(RECORDS SUPPLIED Opens)

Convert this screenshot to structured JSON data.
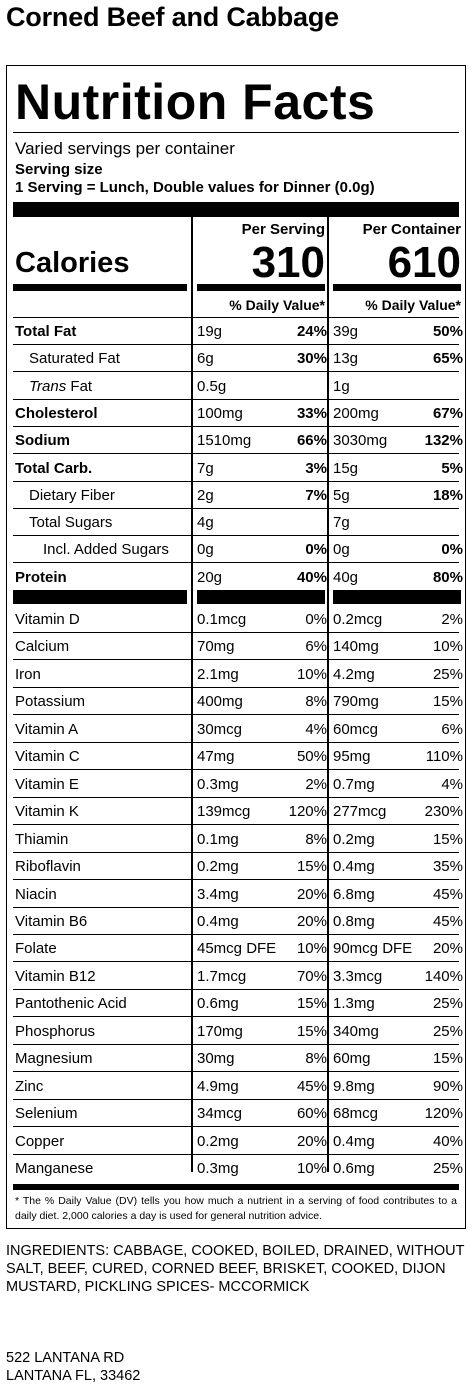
{
  "title": "Corned Beef and Cabbage",
  "label": {
    "heading": "Nutrition Facts",
    "servings_per_container": "Varied servings per container",
    "serving_size_label": "Serving size",
    "serving_desc": "1 Serving = Lunch, Double values for Dinner (0.0g)",
    "per_serving": "Per Serving",
    "per_container": "Per Container",
    "calories_label": "Calories",
    "calories_serving": "310",
    "calories_container": "610",
    "dv_header": "% Daily Value*",
    "footnote": "* The % Daily Value (DV) tells you how much a nutrient in a serving of food contributes to a daily diet. 2,000 calories a day is used for general nutrition advice."
  },
  "nutrients": [
    {
      "name": "Total Fat",
      "bold": true,
      "indent": 0,
      "s_amt": "19g",
      "s_pct": "24%",
      "c_amt": "39g",
      "c_pct": "50%"
    },
    {
      "name": "Saturated Fat",
      "bold": false,
      "indent": 1,
      "s_amt": "6g",
      "s_pct": "30%",
      "c_amt": "13g",
      "c_pct": "65%"
    },
    {
      "name": "Trans Fat",
      "bold": false,
      "indent": 1,
      "italic_prefix": "Trans",
      "s_amt": "0.5g",
      "s_pct": "",
      "c_amt": "1g",
      "c_pct": ""
    },
    {
      "name": "Cholesterol",
      "bold": true,
      "indent": 0,
      "s_amt": "100mg",
      "s_pct": "33%",
      "c_amt": "200mg",
      "c_pct": "67%"
    },
    {
      "name": "Sodium",
      "bold": true,
      "indent": 0,
      "s_amt": "1510mg",
      "s_pct": "66%",
      "c_amt": "3030mg",
      "c_pct": "132%"
    },
    {
      "name": "Total Carb.",
      "bold": true,
      "indent": 0,
      "s_amt": "7g",
      "s_pct": "3%",
      "c_amt": "15g",
      "c_pct": "5%"
    },
    {
      "name": "Dietary Fiber",
      "bold": false,
      "indent": 1,
      "s_amt": "2g",
      "s_pct": "7%",
      "c_amt": "5g",
      "c_pct": "18%"
    },
    {
      "name": "Total Sugars",
      "bold": false,
      "indent": 1,
      "s_amt": "4g",
      "s_pct": "",
      "c_amt": "7g",
      "c_pct": ""
    },
    {
      "name": "Incl. Added Sugars",
      "bold": false,
      "indent": 2,
      "s_amt": "0g",
      "s_pct": "0%",
      "c_amt": "0g",
      "c_pct": "0%"
    },
    {
      "name": "Protein",
      "bold": true,
      "indent": 0,
      "s_amt": "20g",
      "s_pct": "40%",
      "c_amt": "40g",
      "c_pct": "80%"
    }
  ],
  "vitamins": [
    {
      "name": "Vitamin D",
      "s_amt": "0.1mcg",
      "s_pct": "0%",
      "c_amt": "0.2mcg",
      "c_pct": "2%"
    },
    {
      "name": "Calcium",
      "s_amt": "70mg",
      "s_pct": "6%",
      "c_amt": "140mg",
      "c_pct": "10%"
    },
    {
      "name": "Iron",
      "s_amt": "2.1mg",
      "s_pct": "10%",
      "c_amt": "4.2mg",
      "c_pct": "25%"
    },
    {
      "name": "Potassium",
      "s_amt": "400mg",
      "s_pct": "8%",
      "c_amt": "790mg",
      "c_pct": "15%"
    },
    {
      "name": "Vitamin A",
      "s_amt": "30mcg",
      "s_pct": "4%",
      "c_amt": "60mcg",
      "c_pct": "6%"
    },
    {
      "name": "Vitamin C",
      "s_amt": "47mg",
      "s_pct": "50%",
      "c_amt": "95mg",
      "c_pct": "110%"
    },
    {
      "name": "Vitamin E",
      "s_amt": "0.3mg",
      "s_pct": "2%",
      "c_amt": "0.7mg",
      "c_pct": "4%"
    },
    {
      "name": "Vitamin K",
      "s_amt": "139mcg",
      "s_pct": "120%",
      "c_amt": "277mcg",
      "c_pct": "230%"
    },
    {
      "name": "Thiamin",
      "s_amt": "0.1mg",
      "s_pct": "8%",
      "c_amt": "0.2mg",
      "c_pct": "15%"
    },
    {
      "name": "Riboflavin",
      "s_amt": "0.2mg",
      "s_pct": "15%",
      "c_amt": "0.4mg",
      "c_pct": "35%"
    },
    {
      "name": "Niacin",
      "s_amt": "3.4mg",
      "s_pct": "20%",
      "c_amt": "6.8mg",
      "c_pct": "45%"
    },
    {
      "name": "Vitamin B6",
      "s_amt": "0.4mg",
      "s_pct": "20%",
      "c_amt": "0.8mg",
      "c_pct": "45%"
    },
    {
      "name": "Folate",
      "s_amt": "45mcg DFE",
      "s_pct": "10%",
      "c_amt": "90mcg DFE",
      "c_pct": "20%"
    },
    {
      "name": "Vitamin B12",
      "s_amt": "1.7mcg",
      "s_pct": "70%",
      "c_amt": "3.3mcg",
      "c_pct": "140%"
    },
    {
      "name": "Pantothenic Acid",
      "s_amt": "0.6mg",
      "s_pct": "15%",
      "c_amt": "1.3mg",
      "c_pct": "25%"
    },
    {
      "name": "Phosphorus",
      "s_amt": "170mg",
      "s_pct": "15%",
      "c_amt": "340mg",
      "c_pct": "25%"
    },
    {
      "name": "Magnesium",
      "s_amt": "30mg",
      "s_pct": "8%",
      "c_amt": "60mg",
      "c_pct": "15%"
    },
    {
      "name": "Zinc",
      "s_amt": "4.9mg",
      "s_pct": "45%",
      "c_amt": "9.8mg",
      "c_pct": "90%"
    },
    {
      "name": "Selenium",
      "s_amt": "34mcg",
      "s_pct": "60%",
      "c_amt": "68mcg",
      "c_pct": "120%"
    },
    {
      "name": "Copper",
      "s_amt": "0.2mg",
      "s_pct": "20%",
      "c_amt": "0.4mg",
      "c_pct": "40%"
    },
    {
      "name": "Manganese",
      "s_amt": "0.3mg",
      "s_pct": "10%",
      "c_amt": "0.6mg",
      "c_pct": "25%"
    }
  ],
  "ingredients": "INGREDIENTS: CABBAGE, COOKED, BOILED, DRAINED, WITHOUT SALT, BEEF, CURED, CORNED BEEF, BRISKET, COOKED, DIJON MUSTARD, PICKLING SPICES- MCCORMICK",
  "address": {
    "line1": "522 LANTANA RD",
    "line2": "LANTANA FL, 33462"
  }
}
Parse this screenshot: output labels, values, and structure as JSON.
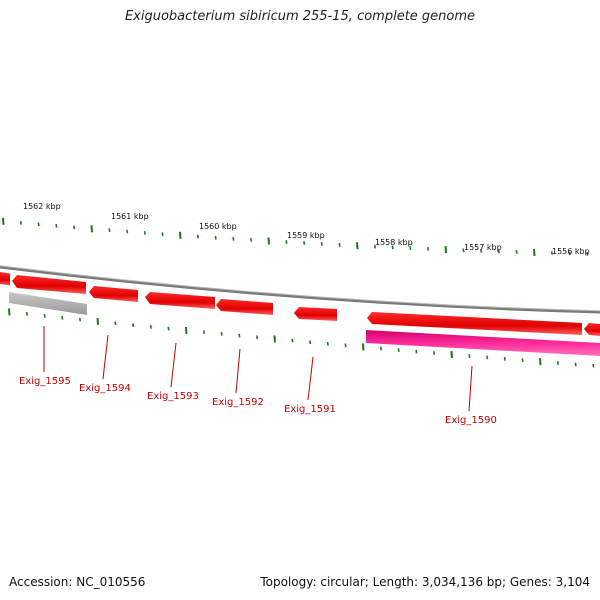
{
  "title": "Exiguobacterium sibiricum 255-15, complete genome",
  "footer": {
    "accession": "Accession: NC_010556",
    "info": "Topology: circular; Length: 3,034,136 bp; Genes: 3,104"
  },
  "scale_labels": [
    {
      "text": "1562 kbp"
    },
    {
      "text": "1561 kbp"
    },
    {
      "text": "1560 kbp"
    },
    {
      "text": "1559 kbp"
    },
    {
      "text": "1558 kbp"
    },
    {
      "text": "1557 kbp"
    },
    {
      "text": "1556 kbp"
    }
  ],
  "genes": [
    {
      "label": "Exig_1595",
      "color": "#b8b8b8",
      "strand": "+"
    },
    {
      "label": "Exig_1594",
      "color": "#ee0000",
      "strand": "-"
    },
    {
      "label": "Exig_1593",
      "color": "#ee0000",
      "strand": "-"
    },
    {
      "label": "Exig_1592",
      "color": "#ee0000",
      "strand": "-"
    },
    {
      "label": "Exig_1591",
      "color": "#ee0000",
      "strand": "-"
    },
    {
      "label": "Exig_1590",
      "color": "#ee0000",
      "strand": "-"
    }
  ],
  "colors": {
    "backbone": "#808080",
    "tick": "#1a7a1a",
    "gene_red": "#ee0000",
    "gene_gray": "#b8b8b8",
    "gene_magenta": "#e0007a",
    "label_red": "#c00000"
  }
}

(RECORDS SUPPLIED Closes)

TASK TO CARRY OUT => For this exercise, transcribe the entries above exactly, without any pictures.

OUTPUT BELOW =>
Convert this screenshot to structured JSON data.
{
  "title": "Corned Beef and Cabbage",
  "label": {
    "heading": "Nutrition Facts",
    "servings_per_container": "Varied servings per container",
    "serving_size_label": "Serving size",
    "serving_desc": "1 Serving = Lunch, Double values for Dinner (0.0g)",
    "per_serving": "Per Serving",
    "per_container": "Per Container",
    "calories_label": "Calories",
    "calories_serving": "310",
    "calories_container": "610",
    "dv_header": "% Daily Value*",
    "footnote": "* The % Daily Value (DV) tells you how much a nutrient in a serving of food contributes to a daily diet. 2,000 calories a day is used for general nutrition advice."
  },
  "nutrients": [
    {
      "name": "Total Fat",
      "bold": true,
      "indent": 0,
      "s_amt": "19g",
      "s_pct": "24%",
      "c_amt": "39g",
      "c_pct": "50%"
    },
    {
      "name": "Saturated Fat",
      "bold": false,
      "indent": 1,
      "s_amt": "6g",
      "s_pct": "30%",
      "c_amt": "13g",
      "c_pct": "65%"
    },
    {
      "name": "Trans Fat",
      "bold": false,
      "indent": 1,
      "italic_prefix": "Trans",
      "s_amt": "0.5g",
      "s_pct": "",
      "c_amt": "1g",
      "c_pct": ""
    },
    {
      "name": "Cholesterol",
      "bold": true,
      "indent": 0,
      "s_amt": "100mg",
      "s_pct": "33%",
      "c_amt": "200mg",
      "c_pct": "67%"
    },
    {
      "name": "Sodium",
      "bold": true,
      "indent": 0,
      "s_amt": "1510mg",
      "s_pct": "66%",
      "c_amt": "3030mg",
      "c_pct": "132%"
    },
    {
      "name": "Total Carb.",
      "bold": true,
      "indent": 0,
      "s_amt": "7g",
      "s_pct": "3%",
      "c_amt": "15g",
      "c_pct": "5%"
    },
    {
      "name": "Dietary Fiber",
      "bold": false,
      "indent": 1,
      "s_amt": "2g",
      "s_pct": "7%",
      "c_amt": "5g",
      "c_pct": "18%"
    },
    {
      "name": "Total Sugars",
      "bold": false,
      "indent": 1,
      "s_amt": "4g",
      "s_pct": "",
      "c_amt": "7g",
      "c_pct": ""
    },
    {
      "name": "Incl. Added Sugars",
      "bold": false,
      "indent": 2,
      "s_amt": "0g",
      "s_pct": "0%",
      "c_amt": "0g",
      "c_pct": "0%"
    },
    {
      "name": "Protein",
      "bold": true,
      "indent": 0,
      "s_amt": "20g",
      "s_pct": "40%",
      "c_amt": "40g",
      "c_pct": "80%"
    }
  ],
  "vitamins": [
    {
      "name": "Vitamin D",
      "s_amt": "0.1mcg",
      "s_pct": "0%",
      "c_amt": "0.2mcg",
      "c_pct": "2%"
    },
    {
      "name": "Calcium",
      "s_amt": "70mg",
      "s_pct": "6%",
      "c_amt": "140mg",
      "c_pct": "10%"
    },
    {
      "name": "Iron",
      "s_amt": "2.1mg",
      "s_pct": "10%",
      "c_amt": "4.2mg",
      "c_pct": "25%"
    },
    {
      "name": "Potassium",
      "s_amt": "400mg",
      "s_pct": "8%",
      "c_amt": "790mg",
      "c_pct": "15%"
    },
    {
      "name": "Vitamin A",
      "s_amt": "30mcg",
      "s_pct": "4%",
      "c_amt": "60mcg",
      "c_pct": "6%"
    },
    {
      "name": "Vitamin C",
      "s_amt": "47mg",
      "s_pct": "50%",
      "c_amt": "95mg",
      "c_pct": "110%"
    },
    {
      "name": "Vitamin E",
      "s_amt": "0.3mg",
      "s_pct": "2%",
      "c_amt": "0.7mg",
      "c_pct": "4%"
    },
    {
      "name": "Vitamin K",
      "s_amt": "139mcg",
      "s_pct": "120%",
      "c_amt": "277mcg",
      "c_pct": "230%"
    },
    {
      "name": "Thiamin",
      "s_amt": "0.1mg",
      "s_pct": "8%",
      "c_amt": "0.2mg",
      "c_pct": "15%"
    },
    {
      "name": "Riboflavin",
      "s_amt": "0.2mg",
      "s_pct": "15%",
      "c_amt": "0.4mg",
      "c_pct": "35%"
    },
    {
      "name": "Niacin",
      "s_amt": "3.4mg",
      "s_pct": "20%",
      "c_amt": "6.8mg",
      "c_pct": "45%"
    },
    {
      "name": "Vitamin B6",
      "s_amt": "0.4mg",
      "s_pct": "20%",
      "c_amt": "0.8mg",
      "c_pct": "45%"
    },
    {
      "name": "Folate",
      "s_amt": "45mcg DFE",
      "s_pct": "10%",
      "c_amt": "90mcg DFE",
      "c_pct": "20%"
    },
    {
      "name": "Vitamin B12",
      "s_amt": "1.7mcg",
      "s_pct": "70%",
      "c_amt": "3.3mcg",
      "c_pct": "140%"
    },
    {
      "name": "Pantothenic Acid",
      "s_amt": "0.6mg",
      "s_pct": "15%",
      "c_amt": "1.3mg",
      "c_pct": "25%"
    },
    {
      "name": "Phosphorus",
      "s_amt": "170mg",
      "s_pct": "15%",
      "c_amt": "340mg",
      "c_pct": "25%"
    },
    {
      "name": "Magnesium",
      "s_amt": "30mg",
      "s_pct": "8%",
      "c_amt": "60mg",
      "c_pct": "15%"
    },
    {
      "name": "Zinc",
      "s_amt": "4.9mg",
      "s_pct": "45%",
      "c_amt": "9.8mg",
      "c_pct": "90%"
    },
    {
      "name": "Selenium",
      "s_amt": "34mcg",
      "s_pct": "60%",
      "c_amt": "68mcg",
      "c_pct": "120%"
    },
    {
      "name": "Copper",
      "s_amt": "0.2mg",
      "s_pct": "20%",
      "c_amt": "0.4mg",
      "c_pct": "40%"
    },
    {
      "name": "Manganese",
      "s_amt": "0.3mg",
      "s_pct": "10%",
      "c_amt": "0.6mg",
      "c_pct": "25%"
    }
  ],
  "ingredients": "INGREDIENTS: CABBAGE, COOKED, BOILED, DRAINED, WITHOUT SALT, BEEF, CURED, CORNED BEEF, BRISKET, COOKED, DIJON MUSTARD, PICKLING SPICES- MCCORMICK",
  "address": {
    "line1": "522 LANTANA RD",
    "line2": "LANTANA FL, 33462"
  }
}
Parse this screenshot: output labels, values, and structure as JSON.
{
  "title": "Exiguobacterium sibiricum 255-15, complete genome",
  "footer": {
    "accession": "Accession: NC_010556",
    "info": "Topology: circular; Length: 3,034,136 bp; Genes: 3,104"
  },
  "scale_labels": [
    {
      "text": "1562 kbp"
    },
    {
      "text": "1561 kbp"
    },
    {
      "text": "1560 kbp"
    },
    {
      "text": "1559 kbp"
    },
    {
      "text": "1558 kbp"
    },
    {
      "text": "1557 kbp"
    },
    {
      "text": "1556 kbp"
    }
  ],
  "genes": [
    {
      "label": "Exig_1595",
      "color": "#b8b8b8",
      "strand": "+"
    },
    {
      "label": "Exig_1594",
      "color": "#ee0000",
      "strand": "-"
    },
    {
      "label": "Exig_1593",
      "color": "#ee0000",
      "strand": "-"
    },
    {
      "label": "Exig_1592",
      "color": "#ee0000",
      "strand": "-"
    },
    {
      "label": "Exig_1591",
      "color": "#ee0000",
      "strand": "-"
    },
    {
      "label": "Exig_1590",
      "color": "#ee0000",
      "strand": "-"
    }
  ],
  "colors": {
    "backbone": "#808080",
    "tick": "#1a7a1a",
    "gene_red": "#ee0000",
    "gene_gray": "#b8b8b8",
    "gene_magenta": "#e0007a",
    "label_red": "#c00000"
  }
}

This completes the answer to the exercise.